### Given task
Extract the listing in its entirety, keeping each line identical to the original.

::: Records for this exercise

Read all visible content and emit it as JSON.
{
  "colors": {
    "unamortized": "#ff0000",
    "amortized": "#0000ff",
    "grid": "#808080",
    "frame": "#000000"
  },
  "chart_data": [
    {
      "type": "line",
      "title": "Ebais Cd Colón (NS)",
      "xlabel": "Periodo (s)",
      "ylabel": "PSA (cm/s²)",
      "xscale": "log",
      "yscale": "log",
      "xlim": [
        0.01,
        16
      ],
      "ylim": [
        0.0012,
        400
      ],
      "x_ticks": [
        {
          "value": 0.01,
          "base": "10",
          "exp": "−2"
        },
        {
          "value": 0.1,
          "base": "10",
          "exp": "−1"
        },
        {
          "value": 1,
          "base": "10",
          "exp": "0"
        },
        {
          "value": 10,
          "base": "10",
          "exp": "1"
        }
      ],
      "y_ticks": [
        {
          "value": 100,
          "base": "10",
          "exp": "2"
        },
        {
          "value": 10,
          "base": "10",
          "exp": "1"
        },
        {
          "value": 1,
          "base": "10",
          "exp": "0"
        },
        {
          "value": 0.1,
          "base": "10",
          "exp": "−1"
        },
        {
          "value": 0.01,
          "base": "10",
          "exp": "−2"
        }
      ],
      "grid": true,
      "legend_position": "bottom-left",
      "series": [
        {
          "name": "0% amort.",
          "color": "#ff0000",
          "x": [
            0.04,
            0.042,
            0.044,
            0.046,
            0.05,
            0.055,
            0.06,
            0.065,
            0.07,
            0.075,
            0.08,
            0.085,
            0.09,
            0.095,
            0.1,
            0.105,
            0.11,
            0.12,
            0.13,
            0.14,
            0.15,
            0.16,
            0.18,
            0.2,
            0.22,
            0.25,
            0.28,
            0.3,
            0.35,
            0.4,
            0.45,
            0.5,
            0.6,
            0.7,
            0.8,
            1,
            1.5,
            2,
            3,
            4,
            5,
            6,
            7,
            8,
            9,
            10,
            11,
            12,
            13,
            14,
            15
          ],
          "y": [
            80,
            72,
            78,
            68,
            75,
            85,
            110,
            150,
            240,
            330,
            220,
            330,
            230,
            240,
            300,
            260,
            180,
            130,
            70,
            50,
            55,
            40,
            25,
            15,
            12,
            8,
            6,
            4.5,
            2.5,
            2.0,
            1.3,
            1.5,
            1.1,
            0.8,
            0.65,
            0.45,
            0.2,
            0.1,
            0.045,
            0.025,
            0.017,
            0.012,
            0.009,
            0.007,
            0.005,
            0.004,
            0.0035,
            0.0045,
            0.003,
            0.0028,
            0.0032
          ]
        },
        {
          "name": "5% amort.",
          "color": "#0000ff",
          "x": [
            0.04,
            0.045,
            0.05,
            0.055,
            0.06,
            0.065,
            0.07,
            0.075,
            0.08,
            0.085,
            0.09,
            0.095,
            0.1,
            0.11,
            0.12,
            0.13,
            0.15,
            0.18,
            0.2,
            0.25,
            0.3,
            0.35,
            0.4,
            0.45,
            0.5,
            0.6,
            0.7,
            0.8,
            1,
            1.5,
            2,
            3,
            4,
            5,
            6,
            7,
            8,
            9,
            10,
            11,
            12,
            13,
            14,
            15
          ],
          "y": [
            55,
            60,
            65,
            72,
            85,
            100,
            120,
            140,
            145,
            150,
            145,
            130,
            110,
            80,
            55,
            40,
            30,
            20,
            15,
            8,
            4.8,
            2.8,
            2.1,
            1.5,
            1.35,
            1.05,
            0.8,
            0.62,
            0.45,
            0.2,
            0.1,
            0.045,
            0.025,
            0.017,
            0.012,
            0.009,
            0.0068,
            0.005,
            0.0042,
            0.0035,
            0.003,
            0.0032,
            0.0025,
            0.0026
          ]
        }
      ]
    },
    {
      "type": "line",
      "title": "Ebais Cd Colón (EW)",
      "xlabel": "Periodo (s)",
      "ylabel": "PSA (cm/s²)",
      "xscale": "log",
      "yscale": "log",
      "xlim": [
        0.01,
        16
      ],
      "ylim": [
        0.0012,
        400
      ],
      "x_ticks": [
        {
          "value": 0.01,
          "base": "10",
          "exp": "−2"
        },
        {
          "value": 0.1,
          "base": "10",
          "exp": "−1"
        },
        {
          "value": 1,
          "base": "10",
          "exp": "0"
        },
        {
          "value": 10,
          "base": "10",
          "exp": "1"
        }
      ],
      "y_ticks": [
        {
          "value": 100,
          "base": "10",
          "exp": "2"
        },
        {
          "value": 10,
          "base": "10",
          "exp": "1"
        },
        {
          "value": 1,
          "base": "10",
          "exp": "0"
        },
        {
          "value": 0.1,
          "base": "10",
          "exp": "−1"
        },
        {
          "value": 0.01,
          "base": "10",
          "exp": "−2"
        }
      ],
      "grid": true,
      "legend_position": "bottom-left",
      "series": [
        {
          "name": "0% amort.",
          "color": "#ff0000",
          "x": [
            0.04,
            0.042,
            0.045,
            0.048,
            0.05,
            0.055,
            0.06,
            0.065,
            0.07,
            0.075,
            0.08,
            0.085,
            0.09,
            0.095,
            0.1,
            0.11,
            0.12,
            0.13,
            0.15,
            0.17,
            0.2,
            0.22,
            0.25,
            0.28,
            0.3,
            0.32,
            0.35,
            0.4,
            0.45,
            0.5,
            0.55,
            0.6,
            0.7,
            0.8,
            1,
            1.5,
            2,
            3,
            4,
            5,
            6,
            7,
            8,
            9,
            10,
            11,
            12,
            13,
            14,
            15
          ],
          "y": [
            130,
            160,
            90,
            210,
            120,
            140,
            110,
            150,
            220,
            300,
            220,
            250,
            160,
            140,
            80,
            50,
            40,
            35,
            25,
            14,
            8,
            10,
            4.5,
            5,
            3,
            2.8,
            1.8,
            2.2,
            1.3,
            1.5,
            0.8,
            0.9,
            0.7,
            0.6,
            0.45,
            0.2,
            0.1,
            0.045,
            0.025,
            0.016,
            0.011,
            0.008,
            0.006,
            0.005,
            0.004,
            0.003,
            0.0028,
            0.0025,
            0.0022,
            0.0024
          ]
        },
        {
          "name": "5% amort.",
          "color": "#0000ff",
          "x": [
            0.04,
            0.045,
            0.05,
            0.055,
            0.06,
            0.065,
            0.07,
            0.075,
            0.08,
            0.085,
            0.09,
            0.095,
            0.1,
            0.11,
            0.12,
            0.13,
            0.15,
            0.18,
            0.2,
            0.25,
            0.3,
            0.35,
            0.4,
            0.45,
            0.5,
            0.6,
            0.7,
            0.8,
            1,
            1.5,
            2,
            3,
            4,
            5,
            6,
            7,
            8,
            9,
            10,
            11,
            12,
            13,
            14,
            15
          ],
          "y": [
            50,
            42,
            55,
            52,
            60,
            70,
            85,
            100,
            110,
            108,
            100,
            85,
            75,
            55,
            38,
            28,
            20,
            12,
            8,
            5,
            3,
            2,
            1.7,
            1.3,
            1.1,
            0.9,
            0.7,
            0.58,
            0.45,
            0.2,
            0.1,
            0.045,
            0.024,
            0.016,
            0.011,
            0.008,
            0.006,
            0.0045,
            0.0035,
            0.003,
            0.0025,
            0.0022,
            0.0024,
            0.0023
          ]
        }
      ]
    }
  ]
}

::::::

### The solution
Read all visible content and emit it as JSON.
{
  "colors": {
    "unamortized": "#ff0000",
    "amortized": "#0000ff",
    "grid": "#808080",
    "frame": "#000000"
  },
  "chart_data": [
    {
      "type": "line",
      "title": "Ebais Cd Colón (NS)",
      "xlabel": "Periodo (s)",
      "ylabel": "PSA (cm/s²)",
      "xscale": "log",
      "yscale": "log",
      "xlim": [
        0.01,
        16
      ],
      "ylim": [
        0.0012,
        400
      ],
      "x_ticks": [
        {
          "value": 0.01,
          "base": "10",
          "exp": "−2"
        },
        {
          "value": 0.1,
          "base": "10",
          "exp": "−1"
        },
        {
          "value": 1,
          "base": "10",
          "exp": "0"
        },
        {
          "value": 10,
          "base": "10",
          "exp": "1"
        }
      ],
      "y_ticks": [
        {
          "value": 100,
          "base": "10",
          "exp": "2"
        },
        {
          "value": 10,
          "base": "10",
          "exp": "1"
        },
        {
          "value": 1,
          "base": "10",
          "exp": "0"
        },
        {
          "value": 0.1,
          "base": "10",
          "exp": "−1"
        },
        {
          "value": 0.01,
          "base": "10",
          "exp": "−2"
        }
      ],
      "grid": true,
      "legend_position": "bottom-left",
      "series": [
        {
          "name": "0% amort.",
          "color": "#ff0000",
          "x": [
            0.04,
            0.042,
            0.044,
            0.046,
            0.05,
            0.055,
            0.06,
            0.065,
            0.07,
            0.075,
            0.08,
            0.085,
            0.09,
            0.095,
            0.1,
            0.105,
            0.11,
            0.12,
            0.13,
            0.14,
            0.15,
            0.16,
            0.18,
            0.2,
            0.22,
            0.25,
            0.28,
            0.3,
            0.35,
            0.4,
            0.45,
            0.5,
            0.6,
            0.7,
            0.8,
            1,
            1.5,
            2,
            3,
            4,
            5,
            6,
            7,
            8,
            9,
            10,
            11,
            12,
            13,
            14,
            15
          ],
          "y": [
            80,
            72,
            78,
            68,
            75,
            85,
            110,
            150,
            240,
            330,
            220,
            330,
            230,
            240,
            300,
            260,
            180,
            130,
            70,
            50,
            55,
            40,
            25,
            15,
            12,
            8,
            6,
            4.5,
            2.5,
            2.0,
            1.3,
            1.5,
            1.1,
            0.8,
            0.65,
            0.45,
            0.2,
            0.1,
            0.045,
            0.025,
            0.017,
            0.012,
            0.009,
            0.007,
            0.005,
            0.004,
            0.0035,
            0.0045,
            0.003,
            0.0028,
            0.0032
          ]
        },
        {
          "name": "5% amort.",
          "color": "#0000ff",
          "x": [
            0.04,
            0.045,
            0.05,
            0.055,
            0.06,
            0.065,
            0.07,
            0.075,
            0.08,
            0.085,
            0.09,
            0.095,
            0.1,
            0.11,
            0.12,
            0.13,
            0.15,
            0.18,
            0.2,
            0.25,
            0.3,
            0.35,
            0.4,
            0.45,
            0.5,
            0.6,
            0.7,
            0.8,
            1,
            1.5,
            2,
            3,
            4,
            5,
            6,
            7,
            8,
            9,
            10,
            11,
            12,
            13,
            14,
            15
          ],
          "y": [
            55,
            60,
            65,
            72,
            85,
            100,
            120,
            140,
            145,
            150,
            145,
            130,
            110,
            80,
            55,
            40,
            30,
            20,
            15,
            8,
            4.8,
            2.8,
            2.1,
            1.5,
            1.35,
            1.05,
            0.8,
            0.62,
            0.45,
            0.2,
            0.1,
            0.045,
            0.025,
            0.017,
            0.012,
            0.009,
            0.0068,
            0.005,
            0.0042,
            0.0035,
            0.003,
            0.0032,
            0.0025,
            0.0026
          ]
        }
      ]
    },
    {
      "type": "line",
      "title": "Ebais Cd Colón (EW)",
      "xlabel": "Periodo (s)",
      "ylabel": "PSA (cm/s²)",
      "xscale": "log",
      "yscale": "log",
      "xlim": [
        0.01,
        16
      ],
      "ylim": [
        0.0012,
        400
      ],
      "x_ticks": [
        {
          "value": 0.01,
          "base": "10",
          "exp": "−2"
        },
        {
          "value": 0.1,
          "base": "10",
          "exp": "−1"
        },
        {
          "value": 1,
          "base": "10",
          "exp": "0"
        },
        {
          "value": 10,
          "base": "10",
          "exp": "1"
        }
      ],
      "y_ticks": [
        {
          "value": 100,
          "base": "10",
          "exp": "2"
        },
        {
          "value": 10,
          "base": "10",
          "exp": "1"
        },
        {
          "value": 1,
          "base": "10",
          "exp": "0"
        },
        {
          "value": 0.1,
          "base": "10",
          "exp": "−1"
        },
        {
          "value": 0.01,
          "base": "10",
          "exp": "−2"
        }
      ],
      "grid": true,
      "legend_position": "bottom-left",
      "series": [
        {
          "name": "0% amort.",
          "color": "#ff0000",
          "x": [
            0.04,
            0.042,
            0.045,
            0.048,
            0.05,
            0.055,
            0.06,
            0.065,
            0.07,
            0.075,
            0.08,
            0.085,
            0.09,
            0.095,
            0.1,
            0.11,
            0.12,
            0.13,
            0.15,
            0.17,
            0.2,
            0.22,
            0.25,
            0.28,
            0.3,
            0.32,
            0.35,
            0.4,
            0.45,
            0.5,
            0.55,
            0.6,
            0.7,
            0.8,
            1,
            1.5,
            2,
            3,
            4,
            5,
            6,
            7,
            8,
            9,
            10,
            11,
            12,
            13,
            14,
            15
          ],
          "y": [
            130,
            160,
            90,
            210,
            120,
            140,
            110,
            150,
            220,
            300,
            220,
            250,
            160,
            140,
            80,
            50,
            40,
            35,
            25,
            14,
            8,
            10,
            4.5,
            5,
            3,
            2.8,
            1.8,
            2.2,
            1.3,
            1.5,
            0.8,
            0.9,
            0.7,
            0.6,
            0.45,
            0.2,
            0.1,
            0.045,
            0.025,
            0.016,
            0.011,
            0.008,
            0.006,
            0.005,
            0.004,
            0.003,
            0.0028,
            0.0025,
            0.0022,
            0.0024
          ]
        },
        {
          "name": "5% amort.",
          "color": "#0000ff",
          "x": [
            0.04,
            0.045,
            0.05,
            0.055,
            0.06,
            0.065,
            0.07,
            0.075,
            0.08,
            0.085,
            0.09,
            0.095,
            0.1,
            0.11,
            0.12,
            0.13,
            0.15,
            0.18,
            0.2,
            0.25,
            0.3,
            0.35,
            0.4,
            0.45,
            0.5,
            0.6,
            0.7,
            0.8,
            1,
            1.5,
            2,
            3,
            4,
            5,
            6,
            7,
            8,
            9,
            10,
            11,
            12,
            13,
            14,
            15
          ],
          "y": [
            50,
            42,
            55,
            52,
            60,
            70,
            85,
            100,
            110,
            108,
            100,
            85,
            75,
            55,
            38,
            28,
            20,
            12,
            8,
            5,
            3,
            2,
            1.7,
            1.3,
            1.1,
            0.9,
            0.7,
            0.58,
            0.45,
            0.2,
            0.1,
            0.045,
            0.024,
            0.016,
            0.011,
            0.008,
            0.006,
            0.0045,
            0.0035,
            0.003,
            0.0025,
            0.0022,
            0.0024,
            0.0023
          ]
        }
      ]
    }
  ]
}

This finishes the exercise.